§ PROMPT
From the listing below, return each line that includes "screenshot".

§ RECORDED INFORMATION
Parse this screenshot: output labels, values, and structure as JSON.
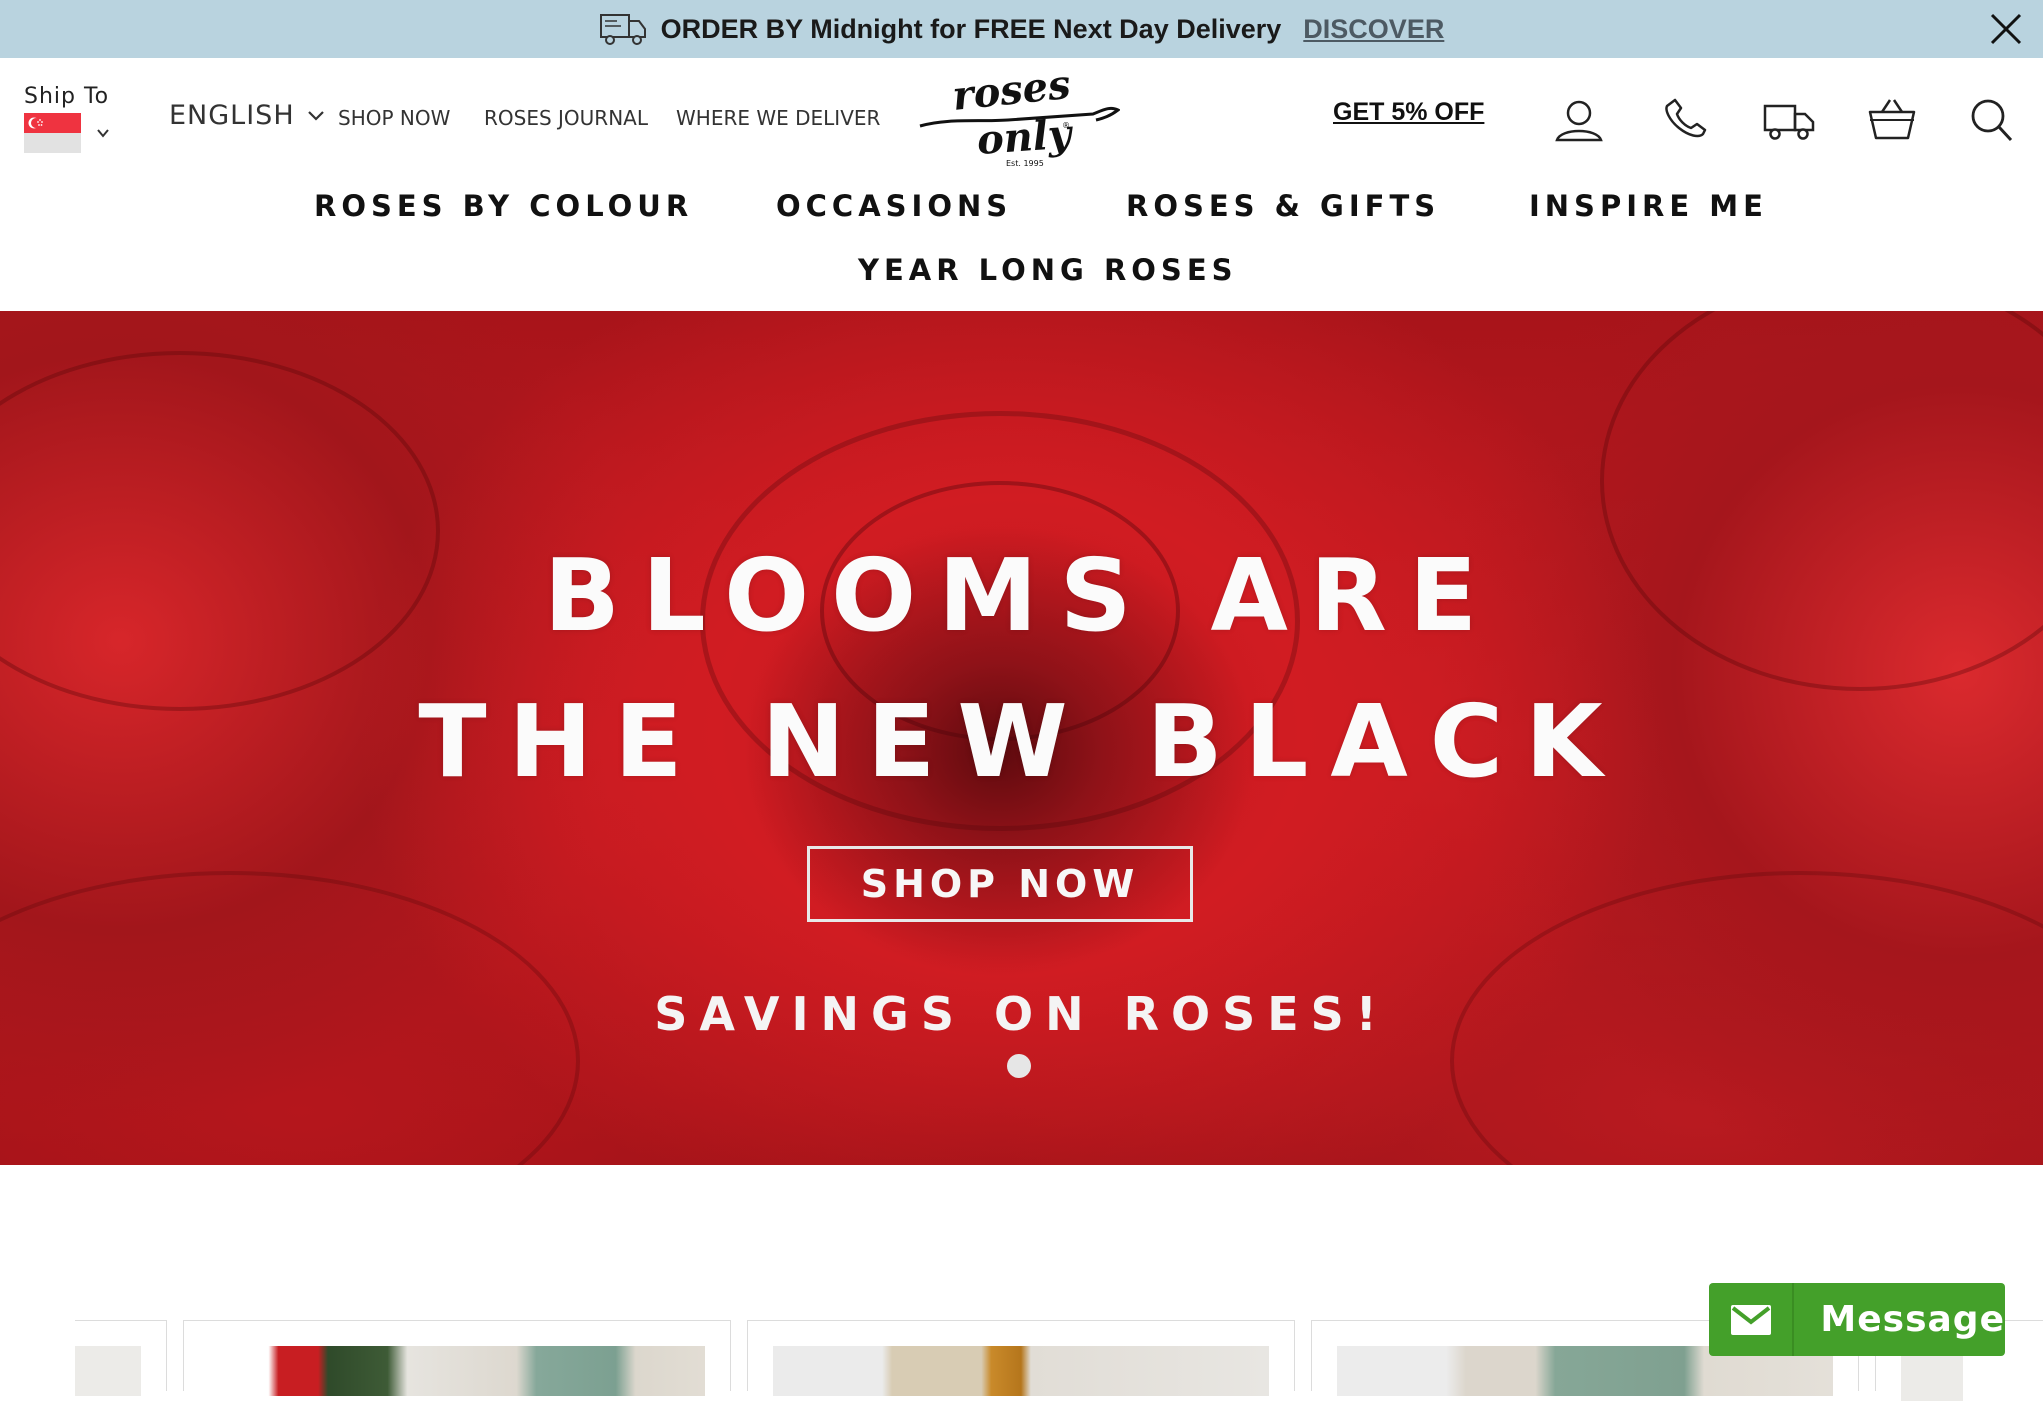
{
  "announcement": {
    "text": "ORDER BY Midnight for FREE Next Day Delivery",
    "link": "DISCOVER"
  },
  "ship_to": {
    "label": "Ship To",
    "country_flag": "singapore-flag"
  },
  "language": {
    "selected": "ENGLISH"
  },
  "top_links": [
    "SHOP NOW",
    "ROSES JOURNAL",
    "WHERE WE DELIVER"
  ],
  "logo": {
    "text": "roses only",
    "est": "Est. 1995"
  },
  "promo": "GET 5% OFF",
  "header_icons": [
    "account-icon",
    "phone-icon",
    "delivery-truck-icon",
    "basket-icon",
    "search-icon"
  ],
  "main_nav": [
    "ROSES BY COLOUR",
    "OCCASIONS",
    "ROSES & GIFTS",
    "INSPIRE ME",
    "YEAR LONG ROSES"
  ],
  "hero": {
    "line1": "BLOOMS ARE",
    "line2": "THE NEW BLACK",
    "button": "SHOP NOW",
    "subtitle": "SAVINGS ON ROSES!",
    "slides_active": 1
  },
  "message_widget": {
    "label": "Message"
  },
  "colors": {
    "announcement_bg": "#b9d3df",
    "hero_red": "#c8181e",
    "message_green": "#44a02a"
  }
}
---
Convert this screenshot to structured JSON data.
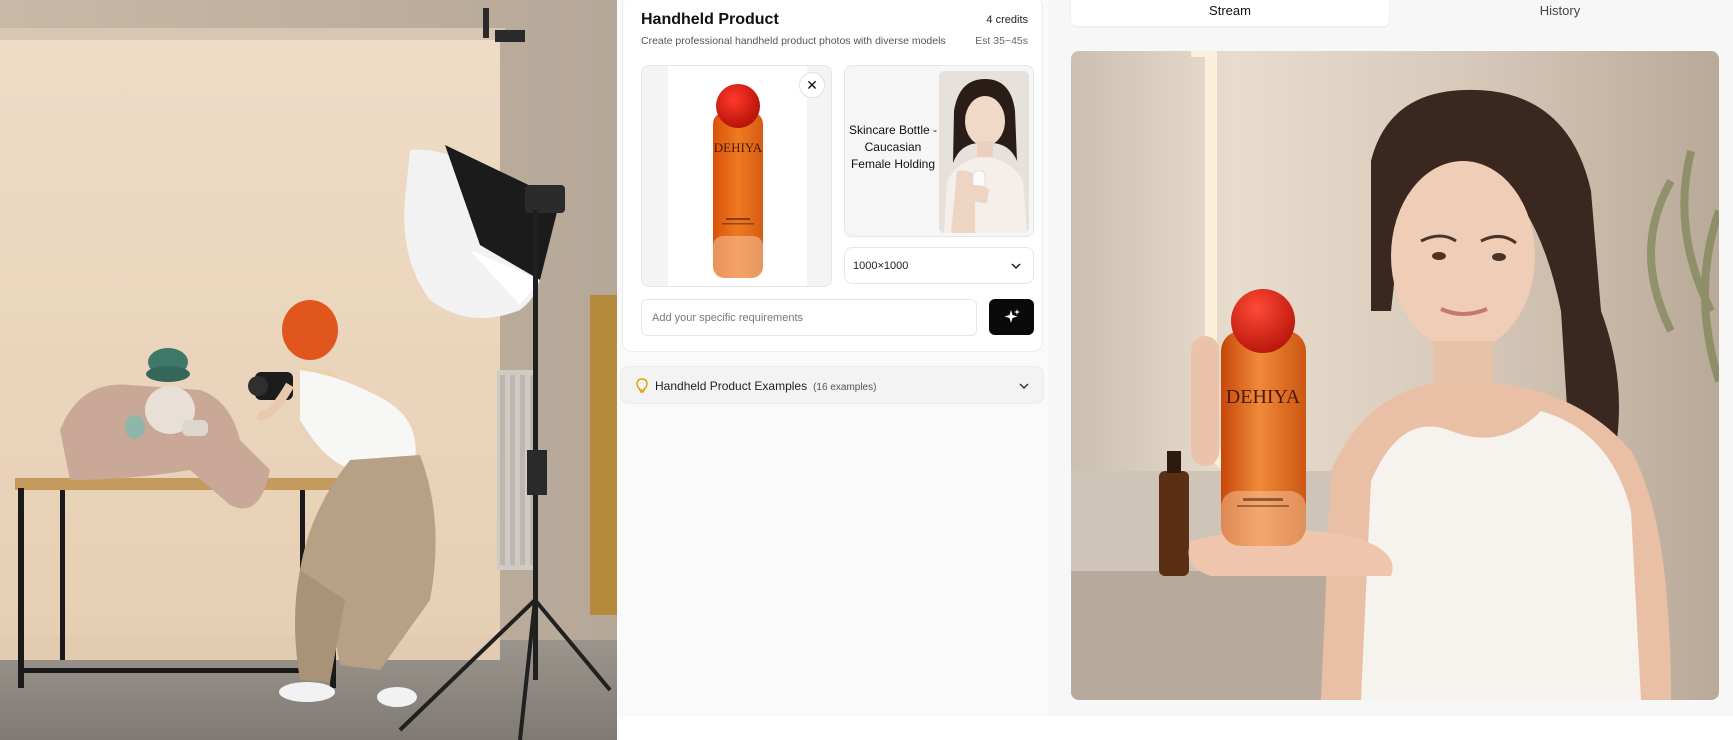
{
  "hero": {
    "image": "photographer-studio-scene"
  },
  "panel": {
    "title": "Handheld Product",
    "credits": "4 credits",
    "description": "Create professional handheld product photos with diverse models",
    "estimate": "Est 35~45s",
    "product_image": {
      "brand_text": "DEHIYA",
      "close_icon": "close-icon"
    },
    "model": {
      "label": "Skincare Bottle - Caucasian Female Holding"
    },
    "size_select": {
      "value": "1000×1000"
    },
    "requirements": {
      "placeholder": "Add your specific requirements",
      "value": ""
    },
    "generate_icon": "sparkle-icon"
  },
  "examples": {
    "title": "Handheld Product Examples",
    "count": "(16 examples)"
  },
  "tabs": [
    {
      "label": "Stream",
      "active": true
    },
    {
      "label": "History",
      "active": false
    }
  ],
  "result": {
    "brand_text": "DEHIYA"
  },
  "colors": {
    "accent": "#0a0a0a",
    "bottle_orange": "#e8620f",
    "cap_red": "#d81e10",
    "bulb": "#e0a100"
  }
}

§ THE OUTPUT
Parse this screenshot: output labels, values, and structure as JSON.
Convert this screenshot to structured JSON data.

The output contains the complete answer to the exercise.